**Exercise brief:** Select the lines of the records containing the word "caseína" and list them.

··· Records for processing ···

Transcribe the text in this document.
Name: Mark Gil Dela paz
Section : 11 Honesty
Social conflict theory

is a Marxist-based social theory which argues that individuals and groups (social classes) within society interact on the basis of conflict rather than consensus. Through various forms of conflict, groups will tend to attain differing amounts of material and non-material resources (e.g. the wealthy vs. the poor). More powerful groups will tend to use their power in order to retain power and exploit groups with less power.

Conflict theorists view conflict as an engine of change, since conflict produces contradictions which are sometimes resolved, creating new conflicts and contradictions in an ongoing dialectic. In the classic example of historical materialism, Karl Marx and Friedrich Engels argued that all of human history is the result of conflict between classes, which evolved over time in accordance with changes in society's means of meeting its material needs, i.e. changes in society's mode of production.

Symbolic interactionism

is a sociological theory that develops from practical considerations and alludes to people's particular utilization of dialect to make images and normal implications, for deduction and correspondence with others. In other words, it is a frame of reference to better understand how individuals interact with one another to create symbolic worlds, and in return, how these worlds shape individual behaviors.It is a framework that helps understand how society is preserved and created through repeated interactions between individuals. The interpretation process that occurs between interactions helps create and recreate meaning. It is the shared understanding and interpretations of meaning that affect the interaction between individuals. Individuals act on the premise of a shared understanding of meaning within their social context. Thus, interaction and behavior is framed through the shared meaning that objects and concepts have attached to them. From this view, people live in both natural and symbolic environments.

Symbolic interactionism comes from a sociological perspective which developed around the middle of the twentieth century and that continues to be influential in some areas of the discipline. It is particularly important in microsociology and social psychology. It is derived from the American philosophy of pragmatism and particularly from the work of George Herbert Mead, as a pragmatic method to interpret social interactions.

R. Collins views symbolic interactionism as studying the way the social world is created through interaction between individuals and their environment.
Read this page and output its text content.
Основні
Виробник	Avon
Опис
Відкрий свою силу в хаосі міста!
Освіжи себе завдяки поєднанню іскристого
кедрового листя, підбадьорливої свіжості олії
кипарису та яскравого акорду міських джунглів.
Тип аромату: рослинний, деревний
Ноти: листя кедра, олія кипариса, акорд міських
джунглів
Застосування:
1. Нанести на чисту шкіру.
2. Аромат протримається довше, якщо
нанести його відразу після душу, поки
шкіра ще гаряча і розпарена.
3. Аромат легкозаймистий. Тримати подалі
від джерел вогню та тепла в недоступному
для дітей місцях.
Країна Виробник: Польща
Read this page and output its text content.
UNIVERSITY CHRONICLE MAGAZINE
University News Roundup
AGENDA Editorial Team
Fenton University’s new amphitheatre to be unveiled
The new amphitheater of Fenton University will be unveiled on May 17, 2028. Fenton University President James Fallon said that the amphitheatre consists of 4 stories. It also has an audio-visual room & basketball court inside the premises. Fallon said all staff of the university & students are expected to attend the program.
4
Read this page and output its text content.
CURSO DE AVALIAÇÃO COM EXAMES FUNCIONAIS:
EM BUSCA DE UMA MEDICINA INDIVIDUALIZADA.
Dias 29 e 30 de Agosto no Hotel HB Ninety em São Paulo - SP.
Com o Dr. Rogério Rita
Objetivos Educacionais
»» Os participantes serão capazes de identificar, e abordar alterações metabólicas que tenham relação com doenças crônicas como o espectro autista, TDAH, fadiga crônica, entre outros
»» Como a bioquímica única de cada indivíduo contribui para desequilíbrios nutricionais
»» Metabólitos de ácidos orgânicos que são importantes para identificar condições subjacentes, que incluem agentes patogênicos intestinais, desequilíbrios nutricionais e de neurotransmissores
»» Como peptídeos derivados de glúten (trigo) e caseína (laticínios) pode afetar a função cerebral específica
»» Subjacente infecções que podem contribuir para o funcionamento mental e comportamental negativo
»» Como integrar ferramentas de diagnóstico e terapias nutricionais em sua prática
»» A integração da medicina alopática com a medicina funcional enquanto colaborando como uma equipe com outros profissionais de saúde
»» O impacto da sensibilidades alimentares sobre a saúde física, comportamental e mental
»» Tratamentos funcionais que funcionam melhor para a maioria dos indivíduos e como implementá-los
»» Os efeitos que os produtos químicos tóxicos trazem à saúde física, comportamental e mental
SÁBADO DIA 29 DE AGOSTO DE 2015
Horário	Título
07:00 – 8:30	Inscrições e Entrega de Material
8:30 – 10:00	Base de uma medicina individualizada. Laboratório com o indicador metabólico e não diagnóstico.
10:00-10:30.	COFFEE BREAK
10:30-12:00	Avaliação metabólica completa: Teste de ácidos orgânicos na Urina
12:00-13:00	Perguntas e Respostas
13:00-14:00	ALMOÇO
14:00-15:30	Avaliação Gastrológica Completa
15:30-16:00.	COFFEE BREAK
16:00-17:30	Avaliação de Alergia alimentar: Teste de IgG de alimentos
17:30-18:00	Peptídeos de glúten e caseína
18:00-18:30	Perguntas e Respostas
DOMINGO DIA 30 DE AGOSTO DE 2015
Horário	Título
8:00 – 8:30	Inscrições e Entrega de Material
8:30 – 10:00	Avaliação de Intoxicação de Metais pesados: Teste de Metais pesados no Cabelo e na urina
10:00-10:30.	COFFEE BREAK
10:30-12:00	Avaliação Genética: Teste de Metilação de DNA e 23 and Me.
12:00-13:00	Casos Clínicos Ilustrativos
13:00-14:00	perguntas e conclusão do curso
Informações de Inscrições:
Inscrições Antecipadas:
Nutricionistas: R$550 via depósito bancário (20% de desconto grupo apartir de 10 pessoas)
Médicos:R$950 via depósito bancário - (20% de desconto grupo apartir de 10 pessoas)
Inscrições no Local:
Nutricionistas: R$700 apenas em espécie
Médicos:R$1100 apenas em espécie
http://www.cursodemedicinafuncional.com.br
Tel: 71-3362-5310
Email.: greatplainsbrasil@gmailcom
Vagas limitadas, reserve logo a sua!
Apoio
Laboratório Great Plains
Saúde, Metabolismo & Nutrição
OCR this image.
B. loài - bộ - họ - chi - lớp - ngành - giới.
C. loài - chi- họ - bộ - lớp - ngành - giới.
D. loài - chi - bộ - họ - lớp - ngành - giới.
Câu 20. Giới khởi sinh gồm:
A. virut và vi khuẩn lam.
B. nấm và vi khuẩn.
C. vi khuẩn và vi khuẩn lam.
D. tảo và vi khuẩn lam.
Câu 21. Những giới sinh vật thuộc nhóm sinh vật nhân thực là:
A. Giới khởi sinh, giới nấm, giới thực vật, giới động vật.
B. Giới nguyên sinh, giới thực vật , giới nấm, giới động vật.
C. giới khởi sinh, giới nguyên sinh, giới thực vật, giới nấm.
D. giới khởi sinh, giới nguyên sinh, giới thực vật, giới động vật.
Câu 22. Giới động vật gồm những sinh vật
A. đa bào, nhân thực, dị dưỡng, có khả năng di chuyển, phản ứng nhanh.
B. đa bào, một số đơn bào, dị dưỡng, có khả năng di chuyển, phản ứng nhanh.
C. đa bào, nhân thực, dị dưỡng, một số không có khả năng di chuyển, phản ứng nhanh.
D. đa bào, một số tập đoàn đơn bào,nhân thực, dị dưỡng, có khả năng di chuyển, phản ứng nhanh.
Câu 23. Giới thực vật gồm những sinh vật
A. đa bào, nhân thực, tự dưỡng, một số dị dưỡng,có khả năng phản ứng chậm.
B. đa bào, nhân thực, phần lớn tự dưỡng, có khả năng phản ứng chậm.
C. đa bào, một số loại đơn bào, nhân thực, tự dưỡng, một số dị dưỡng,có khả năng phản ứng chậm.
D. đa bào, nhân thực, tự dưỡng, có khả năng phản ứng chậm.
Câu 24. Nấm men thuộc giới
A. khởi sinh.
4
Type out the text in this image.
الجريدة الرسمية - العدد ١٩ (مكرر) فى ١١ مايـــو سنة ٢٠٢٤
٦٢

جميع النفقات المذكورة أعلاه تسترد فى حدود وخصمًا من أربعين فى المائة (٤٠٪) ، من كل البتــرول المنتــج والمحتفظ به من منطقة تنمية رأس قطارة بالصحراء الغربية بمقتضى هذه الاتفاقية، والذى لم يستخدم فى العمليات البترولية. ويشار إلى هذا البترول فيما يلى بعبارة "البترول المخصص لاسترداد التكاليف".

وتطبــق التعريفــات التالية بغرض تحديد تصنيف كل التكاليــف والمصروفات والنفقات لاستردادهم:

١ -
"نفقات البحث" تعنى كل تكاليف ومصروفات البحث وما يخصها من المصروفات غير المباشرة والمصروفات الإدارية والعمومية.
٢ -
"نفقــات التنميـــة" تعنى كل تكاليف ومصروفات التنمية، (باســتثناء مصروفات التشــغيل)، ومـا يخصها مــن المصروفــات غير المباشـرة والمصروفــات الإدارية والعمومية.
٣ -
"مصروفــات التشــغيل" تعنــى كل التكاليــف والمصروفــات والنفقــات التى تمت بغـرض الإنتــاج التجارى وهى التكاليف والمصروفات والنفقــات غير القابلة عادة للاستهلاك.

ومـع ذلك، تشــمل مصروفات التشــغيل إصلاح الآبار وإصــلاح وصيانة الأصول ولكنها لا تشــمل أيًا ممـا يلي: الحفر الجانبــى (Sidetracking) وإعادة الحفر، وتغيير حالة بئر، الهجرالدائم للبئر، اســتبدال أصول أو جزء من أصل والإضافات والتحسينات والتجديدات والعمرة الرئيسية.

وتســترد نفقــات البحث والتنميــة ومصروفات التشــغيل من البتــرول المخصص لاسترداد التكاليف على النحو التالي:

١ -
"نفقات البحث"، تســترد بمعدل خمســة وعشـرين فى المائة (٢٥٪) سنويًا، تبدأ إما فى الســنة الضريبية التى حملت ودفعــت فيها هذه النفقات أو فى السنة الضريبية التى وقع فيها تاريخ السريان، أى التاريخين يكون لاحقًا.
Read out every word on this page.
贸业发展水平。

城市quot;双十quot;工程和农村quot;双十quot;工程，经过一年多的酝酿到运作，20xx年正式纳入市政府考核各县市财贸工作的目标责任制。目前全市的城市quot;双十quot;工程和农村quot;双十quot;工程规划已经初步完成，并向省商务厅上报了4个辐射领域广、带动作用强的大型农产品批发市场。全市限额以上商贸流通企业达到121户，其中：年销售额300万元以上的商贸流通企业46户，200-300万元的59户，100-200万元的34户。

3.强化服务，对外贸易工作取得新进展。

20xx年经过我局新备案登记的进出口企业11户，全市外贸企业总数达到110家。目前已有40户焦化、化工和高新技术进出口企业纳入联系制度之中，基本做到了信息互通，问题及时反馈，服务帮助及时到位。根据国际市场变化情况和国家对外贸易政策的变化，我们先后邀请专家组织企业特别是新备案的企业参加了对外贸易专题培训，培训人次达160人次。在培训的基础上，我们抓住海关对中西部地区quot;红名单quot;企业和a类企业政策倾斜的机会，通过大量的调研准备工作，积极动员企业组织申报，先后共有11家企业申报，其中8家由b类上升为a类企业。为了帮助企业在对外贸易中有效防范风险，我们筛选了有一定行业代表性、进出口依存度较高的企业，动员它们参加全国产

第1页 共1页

···

**Exercise answer:**
»» Como peptídeos derivados de glúten (trigo) e caseína (laticínios) pode afetar a função cerebral específica
17:30-18:00	Peptídeos de glúten e caseína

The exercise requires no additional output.